**Aim of the task:**
Answer these questions from the passage on Kennedy and religion in public life:
(a) In which city did Kennedy address Protestant ministers during the 1960 campaign?
(b) Whose path did Kennedy closely follow once in office?
(c) Whom did Kennedy invite to his inauguration?

**Given passage:**
○ ○ ○ ○
As the Capitol became consumed with the school prayer decision, attention turned naturally to the White House. The issue of religion in public life was especially tricky for President John F. Kennedy, the nation's first Catholic president. On the 1960 campaign trail, he had been hounded by so many accusations that he would impose his personal faith on the nation that he confronted the issue directly in an address to Protestant ministers in Houston. “I believe in an America where the separation of church and state is absolute,” he had claimed, “where no Catholic prelate would tell the president (should he be Catholic) how to act, and no Protestant minister would tell his parishioners for whom to vote.” Once in office, Kennedy tried to walk that line by closely following the path forged by Eisenhower. He dutifully presided over the new, uncontroversial interfaith events, such as the National Prayer Breakfast. But when it came to more personal expressions of faith he usually demurred. Where Eisenhower had delivered his “little prayer” at his inauguration, for instance, Kennedy instead invited poet Robert Frost to provide a more secular sensibility to the proceedings. For a year and a half, Kennedy managed to avoid issues of church and state. But now the Warren Court had forced his hand.
○ ○ ○ ○
**Excerpted records:**
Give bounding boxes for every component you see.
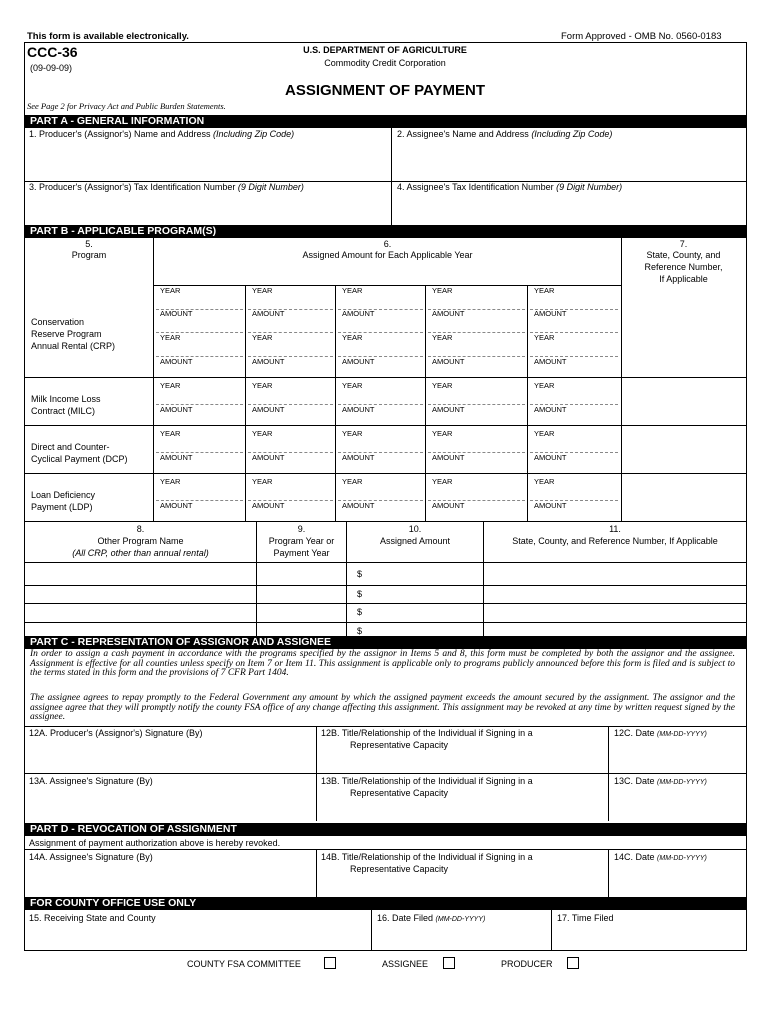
dollar-sign-1: $ [357, 569, 363, 579]
date-filed-field[interactable] [372, 926, 550, 949]
assignee-tin-field[interactable] [392, 194, 746, 225]
crp-amount-label: AMOUNT [160, 309, 193, 318]
dcp-year-label: YEAR [342, 429, 363, 438]
item14c-label: 14C. Date (MM-DD-YYYY) [614, 852, 707, 862]
crp-amount-label: AMOUNT [252, 357, 285, 366]
ldp-year-label: YEAR [252, 477, 273, 486]
item12a-label: 12A. Producer's (Assignor's) Signature (By) [29, 728, 203, 738]
crp-amount-field[interactable] [427, 319, 526, 331]
crp-year-label: YEAR [160, 333, 181, 342]
col9-line1: Program Year or [268, 536, 335, 546]
ldp-year-field[interactable] [529, 487, 619, 499]
part-b-heading: PART B - APPLICABLE PROGRAM(S) [24, 225, 747, 238]
item14b-line1: 14B. Title/Relationship of the Individual if Signing in a [321, 852, 533, 862]
ldp-year-label: YEAR [432, 477, 453, 486]
ldp-amount-label: AMOUNT [252, 501, 285, 510]
col10-number: 10. [408, 524, 422, 534]
crp-year-field[interactable] [337, 296, 424, 308]
dcp-amount-label: AMOUNT [432, 453, 465, 462]
dcp-year-field[interactable] [247, 439, 334, 451]
crp-amount-field[interactable] [529, 319, 619, 331]
crp-amount-field[interactable] [337, 319, 424, 331]
privacy-note: See Page 2 for Privacy Act and Public Burden Statements. [27, 101, 226, 111]
crp-amount-label: AMOUNT [432, 309, 465, 318]
program-milc [31, 393, 101, 417]
dollar-sign-4: $ [357, 626, 363, 636]
omb-number: Form Approved - OMB No. 0560-0183 [561, 31, 722, 42]
county-committee-label: COUNTY FSA COMMITTEE [187, 959, 301, 969]
crp-year-label: YEAR [432, 286, 453, 295]
ldp-year-field[interactable] [427, 487, 526, 499]
producer-tin-field[interactable] [25, 194, 391, 225]
assignee-checkbox[interactable] [443, 957, 455, 969]
dcp-year-label: YEAR [160, 429, 181, 438]
crp-amount-label: AMOUNT [534, 309, 567, 318]
col8-note: (All CRP, other than annual rental) [72, 548, 209, 558]
assignee-title-field[interactable] [317, 800, 607, 820]
part-d-heading: PART D - REVOCATION OF ASSIGNMENT [24, 823, 747, 836]
ldp-year-label: YEAR [534, 477, 555, 486]
col6-number: 6. [383, 239, 392, 249]
milc-amount-label: AMOUNT [342, 405, 375, 414]
item3-label: 3. Producer's (Assignor's) Tax Identification Number (9 Digit Number) [29, 182, 304, 192]
milc-year-label: YEAR [160, 381, 181, 390]
revocation-date-field[interactable] [609, 876, 746, 896]
col6-label: Assigned Amount for Each Applicable Year [302, 250, 473, 260]
milc-year-field[interactable] [247, 391, 334, 403]
crp-year-label: YEAR [432, 333, 453, 342]
crp-year-label: YEAR [252, 286, 273, 295]
milc-year-label: YEAR [432, 381, 453, 390]
program-dcp [31, 441, 128, 465]
ldp-amount-label: AMOUNT [534, 501, 567, 510]
item13c-label: 13C. Date (MM-DD-YYYY) [614, 776, 707, 786]
producer-title-field[interactable] [317, 752, 607, 772]
time-filed-field[interactable] [552, 926, 746, 949]
ldp-year-field[interactable] [155, 487, 244, 499]
dcp-amount-label: AMOUNT [252, 453, 285, 462]
milc-year-field[interactable] [155, 391, 244, 403]
milc-year-field[interactable] [337, 391, 424, 403]
part-c-paragraph-1: In order to assign a cash payment in accordance with the programs specified by the assignor in Items 5 and 8, this form must be completed by both the assignor and the assignee. Assignment is effective for all counties unless specify on Item 7 or Item 11. This assignment is applicable only to programs publicly announced before this form is filed and is subject to the terms stated in this form and the provisions of 7 CFR Part 1404. [30, 649, 735, 678]
crp-amount-label: AMOUNT [252, 309, 285, 318]
crp-year-field[interactable] [529, 296, 619, 308]
crp-amount-field[interactable] [155, 319, 244, 331]
program-dcp-line1: Direct and Counter- [31, 442, 110, 452]
item14b-line2: Representative Capacity [350, 864, 449, 874]
dcp-year-field[interactable] [529, 439, 619, 451]
assignee-date-field[interactable] [609, 800, 746, 820]
crp-year-field[interactable] [427, 296, 526, 308]
program-crp-line1: Conservation [31, 317, 85, 327]
year-grid-divider [527, 285, 528, 521]
col5-number: 5. [85, 239, 93, 249]
col9-number: 9. [297, 524, 306, 534]
crp-year-label: YEAR [160, 286, 181, 295]
milc-amount-label: AMOUNT [432, 405, 465, 414]
revocation-title-field[interactable] [317, 876, 607, 896]
crp-amount-label: AMOUNT [160, 357, 193, 366]
dcp-amount-label: AMOUNT [160, 453, 193, 462]
ldp-amount-label: AMOUNT [432, 501, 465, 510]
county-office-heading: FOR COUNTY OFFICE USE ONLY [24, 897, 747, 910]
program-ldp-line1: Loan Deficiency [31, 490, 96, 500]
electronic-notice: This form is available electronically. [27, 31, 189, 42]
program-crp-line3: Annual Rental (CRP) [31, 341, 116, 351]
item16-label: 16. Date Filed (MM-DD-YYYY) [377, 913, 486, 923]
dcp-year-field[interactable] [155, 439, 244, 451]
ldp-year-field[interactable] [337, 487, 424, 499]
crp-year-field[interactable] [247, 343, 334, 355]
part-a-heading: PART A - GENERAL INFORMATION [24, 115, 747, 128]
dcp-year-label: YEAR [432, 429, 453, 438]
producer-signature-field[interactable] [25, 752, 315, 772]
crp-year-label: YEAR [534, 333, 555, 342]
crp-year-label: YEAR [342, 333, 363, 342]
item4-label: 4. Assignee's Tax Identification Number (9 Digit Number) [397, 182, 623, 192]
dcp-amount-label: AMOUNT [534, 453, 567, 462]
program-ldp [31, 489, 95, 513]
dcp-year-label: YEAR [252, 429, 273, 438]
department-name: U.S. DEPARTMENT OF AGRICULTURE [303, 45, 467, 55]
dcp-year-field[interactable] [427, 439, 526, 451]
col10-label: Assigned Amount [379, 536, 451, 546]
col9-line2: Payment Year [273, 548, 330, 558]
part-c-paragraph-2: The assignee agrees to repay promptly to the Federal Government any amount by which the assigned payment exceeds the amount secured by the assignment. The assignor and the assignee agree that they will promptly notify the county FSA office of any change affecting this assignment. This assignment may be revoked at any time by written request signed by the assignee. [30, 693, 735, 722]
part-c-heading: PART C - REPRESENTATION OF ASSIGNOR AND ASSIGNEE [24, 636, 747, 649]
crp-amount-label: AMOUNT [432, 357, 465, 366]
assignee-label: ASSIGNEE [382, 959, 429, 969]
crp-year-label: YEAR [534, 286, 555, 295]
crp-year-label: YEAR [342, 286, 363, 295]
item1-label: 1. Producer's (Assignor's) Name and Address (Including Zip Code) [29, 129, 295, 139]
program-ldp-line2: Payment (LDP) [31, 502, 93, 512]
assignee-signature-field[interactable] [25, 800, 315, 820]
milc-amount-label: AMOUNT [160, 405, 193, 414]
producer-date-field[interactable] [609, 752, 746, 772]
ldp-year-label: YEAR [160, 477, 181, 486]
program-milc-line2: Contract (MILC) [31, 406, 96, 416]
crp-year-field[interactable] [155, 296, 244, 308]
year-grid-divider [245, 285, 246, 521]
crp-year-field[interactable] [155, 343, 244, 355]
col7-line2: Reference Number, [644, 262, 723, 272]
ldp-year-label: YEAR [342, 477, 363, 486]
form-date: (09-09-09) [30, 63, 73, 73]
col11-label: State, County, and Reference Number, If Applicable [512, 536, 718, 546]
ldp-year-field[interactable] [247, 487, 334, 499]
dcp-year-label: YEAR [534, 429, 555, 438]
ldp-amount-label: AMOUNT [160, 501, 193, 510]
milc-amount-label: AMOUNT [252, 405, 285, 414]
col7-line1: State, County, and [646, 250, 721, 260]
milc-year-field[interactable] [529, 391, 619, 403]
crp-year-label: YEAR [252, 333, 273, 342]
col7-number: 7. [679, 239, 688, 249]
receiving-state-county-field[interactable] [25, 926, 370, 949]
crp-year-field[interactable] [337, 343, 424, 355]
crp-amount-field[interactable] [247, 319, 334, 331]
dollar-sign-2: $ [357, 589, 363, 599]
program-crp [31, 316, 115, 352]
agency-name: Commodity Credit Corporation [324, 58, 446, 68]
county-committee-checkbox[interactable] [324, 957, 336, 969]
item2-label: 2. Assignee's Name and Address (Including Zip Code) [397, 129, 613, 139]
year-grid-divider [425, 285, 426, 521]
milc-year-field[interactable] [427, 391, 526, 403]
program-dcp-line2: Cyclical Payment (DCP) [31, 454, 128, 464]
form-title: ASSIGNMENT OF PAYMENT [284, 82, 486, 99]
year-grid-divider [335, 285, 336, 521]
milc-year-label: YEAR [252, 381, 273, 390]
producer-label: PRODUCER [501, 959, 553, 969]
item15-label: 15. Receiving State and County [29, 913, 156, 923]
milc-year-label: YEAR [534, 381, 555, 390]
item12c-label: 12C. Date (MM-DD-YYYY) [614, 728, 707, 738]
form-number: CCC-36 [27, 44, 78, 60]
col8-label: Other Program Name [97, 536, 184, 546]
col7-line3: If Applicable [659, 274, 708, 284]
program-crp-line2: Reserve Program [31, 329, 102, 339]
col8-number: 8. [136, 524, 145, 534]
dcp-year-field[interactable] [337, 439, 424, 451]
crp-amount-label: AMOUNT [534, 357, 567, 366]
dollar-sign-3: $ [357, 607, 363, 617]
crp-amount-label: AMOUNT [342, 309, 375, 318]
crp-year-field[interactable] [427, 343, 526, 355]
assignee-name-address-field[interactable] [392, 141, 746, 181]
item12b-line2: Representative Capacity [350, 740, 449, 750]
col11-number: 11. [609, 524, 621, 534]
producer-name-address-field[interactable] [25, 141, 391, 181]
milc-amount-label: AMOUNT [534, 405, 567, 414]
item13b-line1: 13B. Title/Relationship of the Individual if Signing in a [321, 776, 533, 786]
revocation-intro: Assignment of payment authorization above is hereby revoked. [29, 838, 281, 848]
item13b-line2: Representative Capacity [350, 788, 449, 798]
item14a-label: 14A. Assignee's Signature (By) [29, 852, 153, 862]
producer-checkbox[interactable] [567, 957, 579, 969]
dcp-amount-label: AMOUNT [342, 453, 375, 462]
crp-year-field[interactable] [247, 296, 334, 308]
crp-amount-label: AMOUNT [342, 357, 375, 366]
col5-label: Program [71, 250, 107, 260]
item13a-label: 13A. Assignee's Signature (By) [29, 776, 153, 786]
item17-label: 17. Time Filed [557, 913, 614, 923]
program-milc-line1: Milk Income Loss [31, 394, 101, 404]
crp-year-field[interactable] [529, 343, 619, 355]
item12b-line1: 12B. Title/Relationship of the Individual if Signing in a [321, 728, 533, 738]
ldp-amount-label: AMOUNT [342, 501, 375, 510]
revocation-signature-field[interactable] [25, 876, 315, 896]
milc-year-label: YEAR [342, 381, 363, 390]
○ ○ ○ ○
**Task response:**
(a) Houston
(b) Eisenhower's
(c) The poet Robert Frost